◆ TASK INSTRUCTIONS: The records should be repeated word for word, pictures excluded.

Data items:
----
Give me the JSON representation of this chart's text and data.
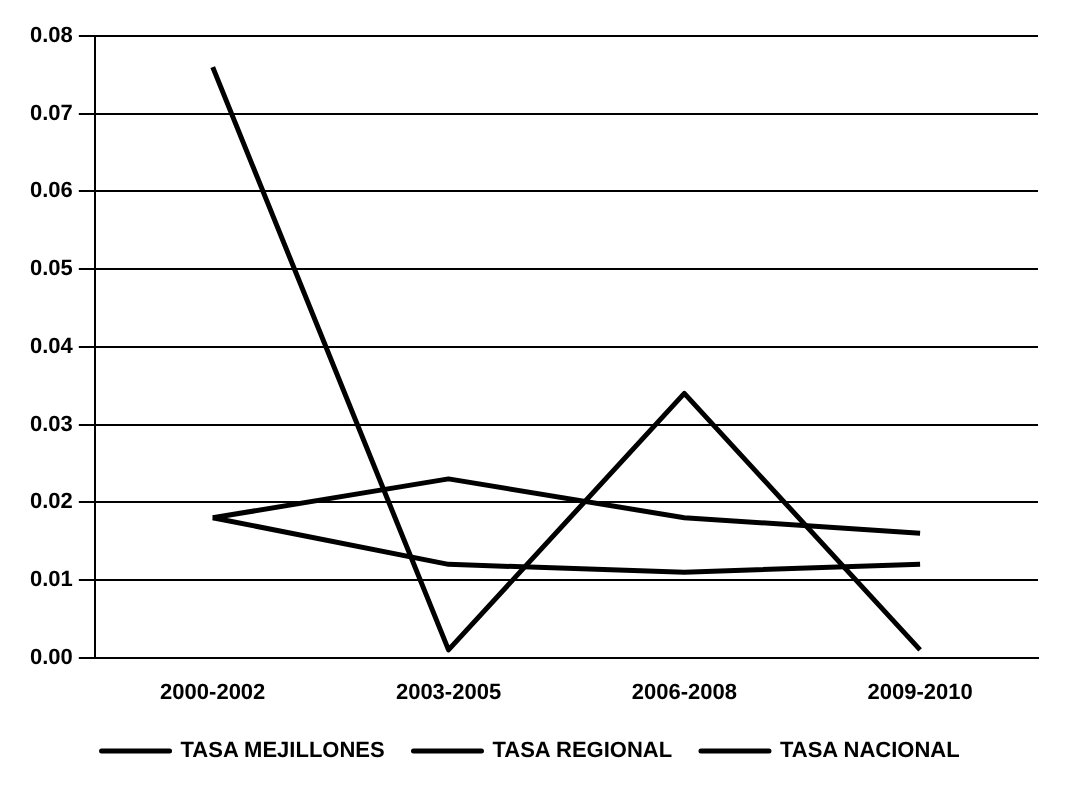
{
  "chart_data": {
    "type": "line",
    "categories": [
      "2000-2002",
      "2003-2005",
      "2006-2008",
      "2009-2010"
    ],
    "series": [
      {
        "name": "TASA MEJILLONES",
        "color": "#000000",
        "values": [
          0.076,
          0.001,
          0.034,
          0.001
        ]
      },
      {
        "name": "TASA REGIONAL",
        "color": "#000000",
        "values": [
          0.018,
          0.023,
          0.018,
          0.016
        ]
      },
      {
        "name": "TASA NACIONAL",
        "color": "#000000",
        "values": [
          0.018,
          0.012,
          0.011,
          0.012
        ]
      }
    ],
    "ylim": [
      0,
      0.08
    ],
    "yticks": [
      {
        "value": 0,
        "label": "0.00"
      },
      0.01,
      0.02,
      0.03,
      0.04,
      0.05,
      0.06,
      0.07,
      0.08
    ],
    "grid": "y",
    "legend": "bottom",
    "marker": "none",
    "line_style": "solid"
  }
}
----
◆ WRITTEN SOLUTION:
Give me the JSON representation of this chart's text and data.
{
  "chart_data": {
    "type": "line",
    "categories": [
      "2000-2002",
      "2003-2005",
      "2006-2008",
      "2009-2010"
    ],
    "series": [
      {
        "name": "TASA MEJILLONES",
        "color": "#000000",
        "values": [
          0.076,
          0.001,
          0.034,
          0.001
        ]
      },
      {
        "name": "TASA REGIONAL",
        "color": "#000000",
        "values": [
          0.018,
          0.023,
          0.018,
          0.016
        ]
      },
      {
        "name": "TASA NACIONAL",
        "color": "#000000",
        "values": [
          0.018,
          0.012,
          0.011,
          0.012
        ]
      }
    ],
    "ylim": [
      0,
      0.08
    ],
    "yticks": [
      {
        "value": 0,
        "label": "0.00"
      },
      0.01,
      0.02,
      0.03,
      0.04,
      0.05,
      0.06,
      0.07,
      0.08
    ],
    "grid": "y",
    "legend": "bottom",
    "marker": "none",
    "line_style": "solid"
  }
}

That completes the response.